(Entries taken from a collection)
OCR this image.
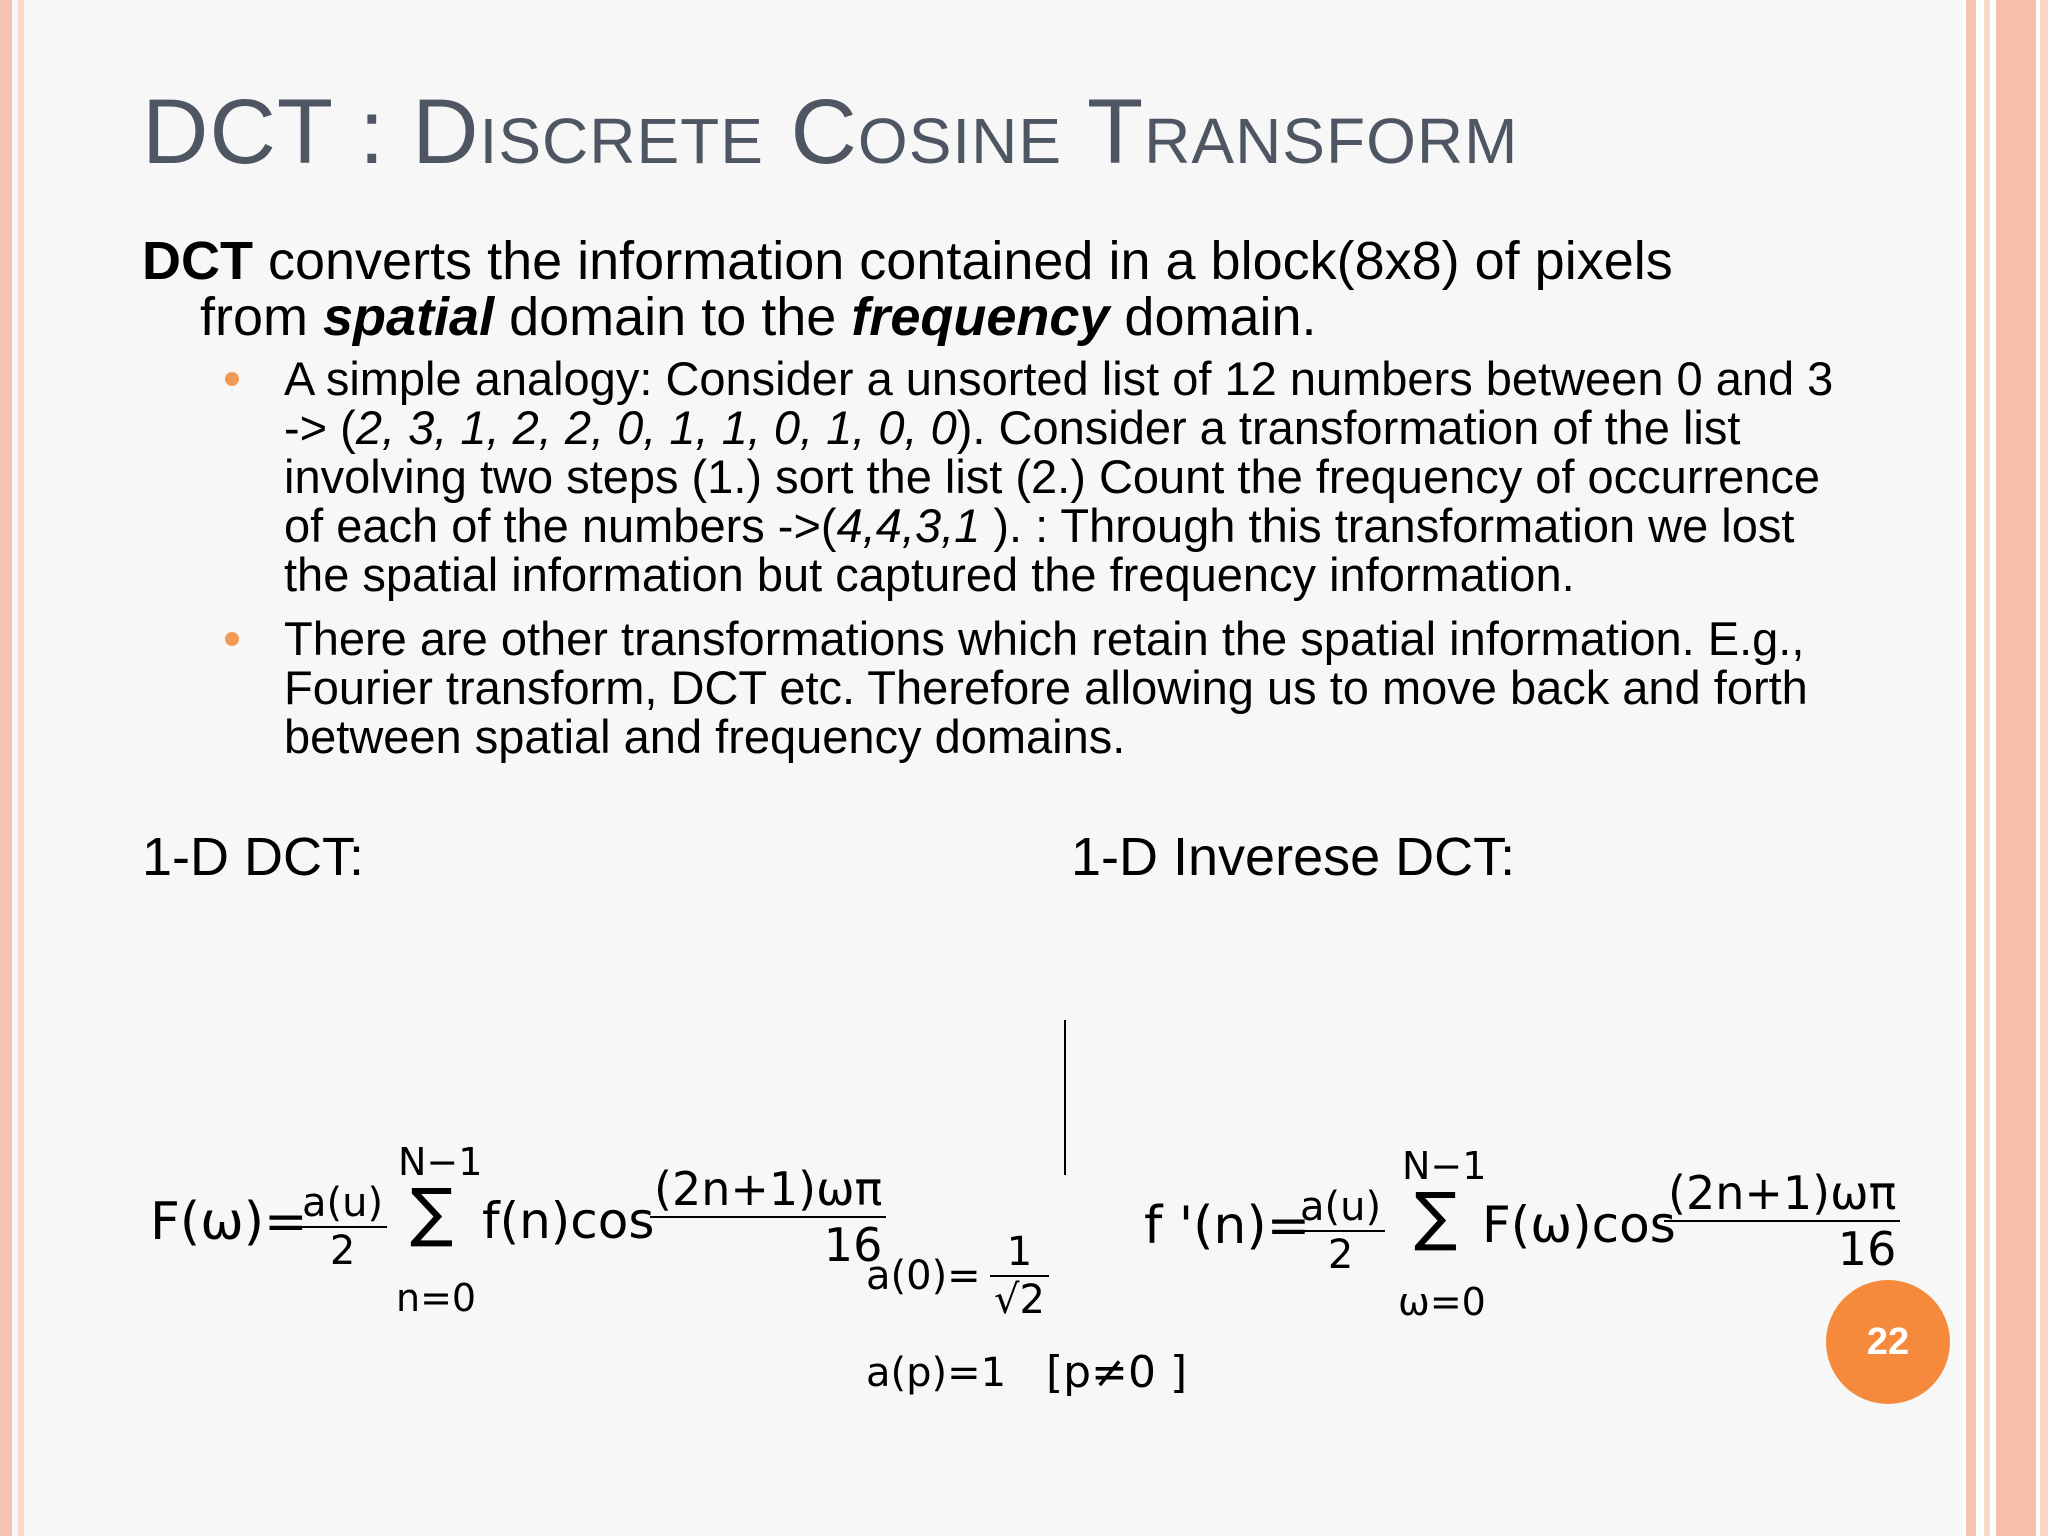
DCT : Discrete Cosine Transform
DCT converts the information contained in a block(8x8) of pixels
from spatial domain to the frequency domain.
A simple analogy: Consider a unsorted list of 12 numbers between 0 and 3 -> (2, 3, 1, 2, 2, 0, 1, 1, 0, 1, 0, 0). Consider a transformation of the list involving two steps (1.) sort the list (2.) Count the frequency of occurrence of each of the numbers ->(4,4,3,1 ). : Through this transformation we lost the spatial information but captured the frequency information.
There are other transformations which retain the spatial information. E.g., Fourier transform, DCT etc. Therefore allowing us to move back and forth between spatial and frequency domains.
1-D DCT:	1-D Inverese DCT:
F(ω)=
$\frac{a(u)}{2}$
N−1
∑
n=0
f(n)cos
$\frac{(2n+1)\omega\pi}{16}$
$a(0)= \frac{1}{√2}$
a(p)=1 [p≠0 ]
f '(n)=
$\frac{a(u)}{2}$
N−1
∑
ω=0
F(ω)cos
$\frac{(2n+1)\omega\pi}{16}$
22
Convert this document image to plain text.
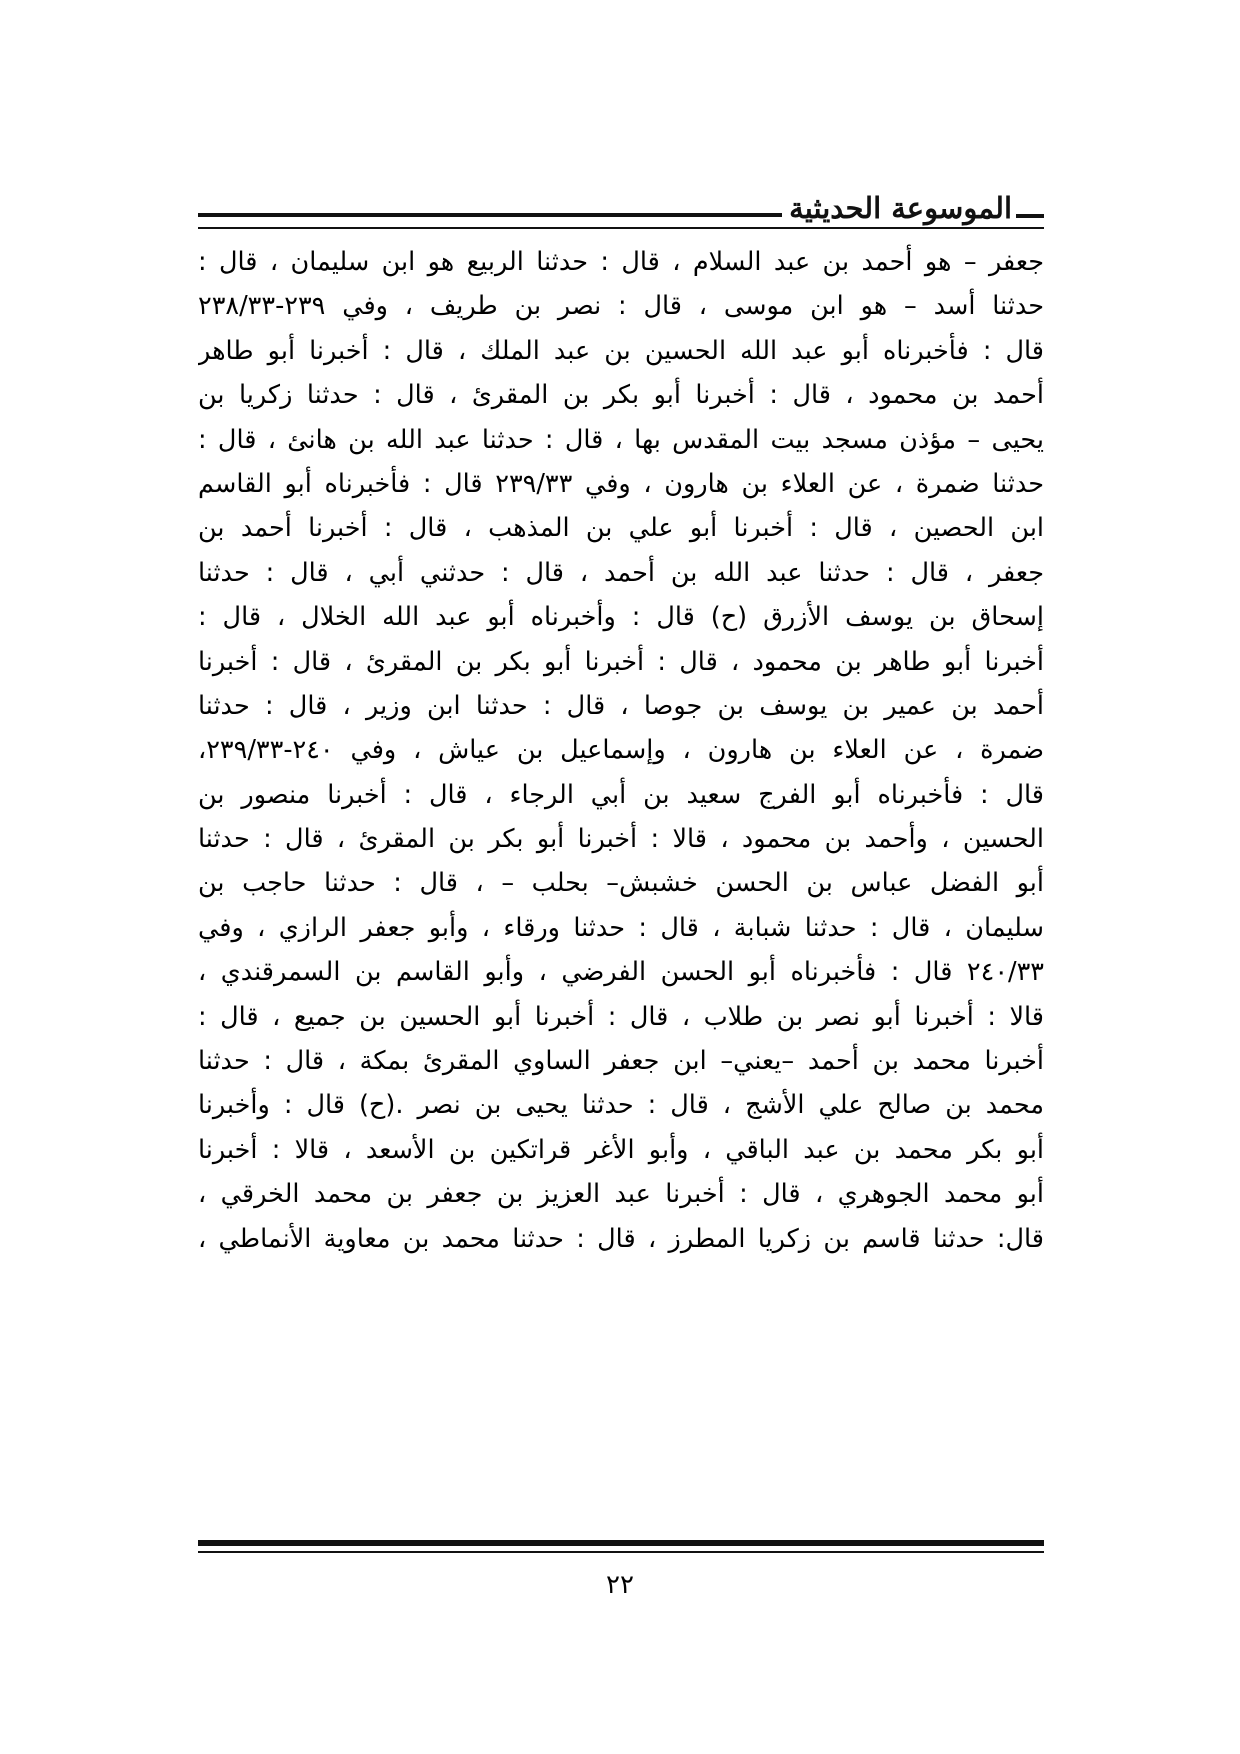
الموسوعة الحديثية
جعفر – هو أحمد بن عبد السلام ، قال : حدثنا الربيع هو ابن سليمان ، قال :
حدثنا أسد – هو ابن موسى ، قال : نصر بن طريف ، وفي ٢٣٩-٢٣٨/٣٣
قال : فأخبرناه أبو عبد الله الحسين بن عبد الملك ، قال : أخبرنا أبو طاهر
أحمد بن محمود ، قال : أخبرنا أبو بكر بن المقرئ ، قال : حدثنا زكريا بن
يحيى – مؤذن مسجد بيت المقدس بها ، قال : حدثنا عبد الله بن هانئ ، قال :
حدثنا ضمرة ، عن العلاء بن هارون ، وفي ٢٣٩/٣٣ قال : فأخبرناه أبو القاسم
ابن الحصين ، قال : أخبرنا أبو علي بن المذهب ، قال : أخبرنا أحمد بن
جعفر ، قال : حدثنا عبد الله بن أحمد ، قال : حدثني أبي ، قال : حدثنا
إسحاق بن يوسف الأزرق (ح) قال : وأخبرناه أبو عبد الله الخلال ، قال :
أخبرنا أبو طاهر بن محمود ، قال : أخبرنا أبو بكر بن المقرئ ، قال : أخبرنا
أحمد بن عمير بن يوسف بن جوصا ، قال : حدثنا ابن وزير ، قال : حدثنا
ضمرة ، عن العلاء بن هارون ، وإسماعيل بن عياش ، وفي ٢٤٠-٢٣٩/٣٣،
قال : فأخبرناه أبو الفرج سعيد بن أبي الرجاء ، قال : أخبرنا منصور بن
الحسين ، وأحمد بن محمود ، قالا : أخبرنا أبو بكر بن المقرئ ، قال : حدثنا
أبو الفضل عباس بن الحسن خشبش– بحلب – ، قال : حدثنا حاجب بن
سليمان ، قال : حدثنا شبابة ، قال : حدثنا ورقاء ، وأبو جعفر الرازي ، وفي
٢٤٠/٣٣ قال : فأخبرناه أبو الحسن الفرضي ، وأبو القاسم بن السمرقندي ،
قالا : أخبرنا أبو نصر بن طلاب ، قال : أخبرنا أبو الحسين بن جميع ، قال :
أخبرنا محمد بن أحمد –يعني– ابن جعفر الساوي المقرئ بمكة ، قال : حدثنا
محمد بن صالح علي الأشج ، قال : حدثنا يحيى بن نصر .(ح) قال : وأخبرنا
أبو بكر محمد بن عبد الباقي ، وأبو الأغر قراتكين بن الأسعد ، قالا : أخبرنا
أبو محمد الجوهري ، قال : أخبرنا عبد العزيز بن جعفر بن محمد الخرقي ،
قال: حدثنا قاسم بن زكريا المطرز ، قال : حدثنا محمد بن معاوية الأنماطي ،
٢٢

* **Exercise objective**
Quote each line of the listing exactly, but leave the pictures out.

* **Solution to this exercise**
OCR this image.
DCT : Discrete Cosine Transform
DCT converts the information contained in a block(8x8) of pixels
from spatial domain to the frequency domain.
A simple analogy: Consider a unsorted list of 12 numbers between 0 and 3 -> (2, 3, 1, 2, 2, 0, 1, 1, 0, 1, 0, 0). Consider a transformation of the list involving two steps (1.) sort the list (2.) Count the frequency of occurrence of each of the numbers ->(4,4,3,1 ). : Through this transformation we lost the spatial information but captured the frequency information.
There are other transformations which retain the spatial information. E.g., Fourier transform, DCT etc. Therefore allowing us to move back and forth between spatial and frequency domains.
1-D DCT:	1-D Inverese DCT:
F(ω)=
$\frac{a(u)}{2}$
N−1
∑
n=0
f(n)cos
$\frac{(2n+1)\omega\pi}{16}$
$a(0)= \frac{1}{√2}$
a(p)=1 [p≠0 ]
f '(n)=
$\frac{a(u)}{2}$
N−1
∑
ω=0
F(ω)cos
$\frac{(2n+1)\omega\pi}{16}$
22
Convert this document image to plain text.
الموسوعة الحديثية
جعفر – هو أحمد بن عبد السلام ، قال : حدثنا الربيع هو ابن سليمان ، قال :
حدثنا أسد – هو ابن موسى ، قال : نصر بن طريف ، وفي ٢٣٩-٢٣٨/٣٣
قال : فأخبرناه أبو عبد الله الحسين بن عبد الملك ، قال : أخبرنا أبو طاهر
أحمد بن محمود ، قال : أخبرنا أبو بكر بن المقرئ ، قال : حدثنا زكريا بن
يحيى – مؤذن مسجد بيت المقدس بها ، قال : حدثنا عبد الله بن هانئ ، قال :
حدثنا ضمرة ، عن العلاء بن هارون ، وفي ٢٣٩/٣٣ قال : فأخبرناه أبو القاسم
ابن الحصين ، قال : أخبرنا أبو علي بن المذهب ، قال : أخبرنا أحمد بن
جعفر ، قال : حدثنا عبد الله بن أحمد ، قال : حدثني أبي ، قال : حدثنا
إسحاق بن يوسف الأزرق (ح) قال : وأخبرناه أبو عبد الله الخلال ، قال :
أخبرنا أبو طاهر بن محمود ، قال : أخبرنا أبو بكر بن المقرئ ، قال : أخبرنا
أحمد بن عمير بن يوسف بن جوصا ، قال : حدثنا ابن وزير ، قال : حدثنا
ضمرة ، عن العلاء بن هارون ، وإسماعيل بن عياش ، وفي ٢٤٠-٢٣٩/٣٣،
قال : فأخبرناه أبو الفرج سعيد بن أبي الرجاء ، قال : أخبرنا منصور بن
الحسين ، وأحمد بن محمود ، قالا : أخبرنا أبو بكر بن المقرئ ، قال : حدثنا
أبو الفضل عباس بن الحسن خشبش– بحلب – ، قال : حدثنا حاجب بن
سليمان ، قال : حدثنا شبابة ، قال : حدثنا ورقاء ، وأبو جعفر الرازي ، وفي
٢٤٠/٣٣ قال : فأخبرناه أبو الحسن الفرضي ، وأبو القاسم بن السمرقندي ،
قالا : أخبرنا أبو نصر بن طلاب ، قال : أخبرنا أبو الحسين بن جميع ، قال :
أخبرنا محمد بن أحمد –يعني– ابن جعفر الساوي المقرئ بمكة ، قال : حدثنا
محمد بن صالح علي الأشج ، قال : حدثنا يحيى بن نصر .(ح) قال : وأخبرنا
أبو بكر محمد بن عبد الباقي ، وأبو الأغر قراتكين بن الأسعد ، قالا : أخبرنا
أبو محمد الجوهري ، قال : أخبرنا عبد العزيز بن جعفر بن محمد الخرقي ،
قال: حدثنا قاسم بن زكريا المطرز ، قال : حدثنا محمد بن معاوية الأنماطي ،
٢٢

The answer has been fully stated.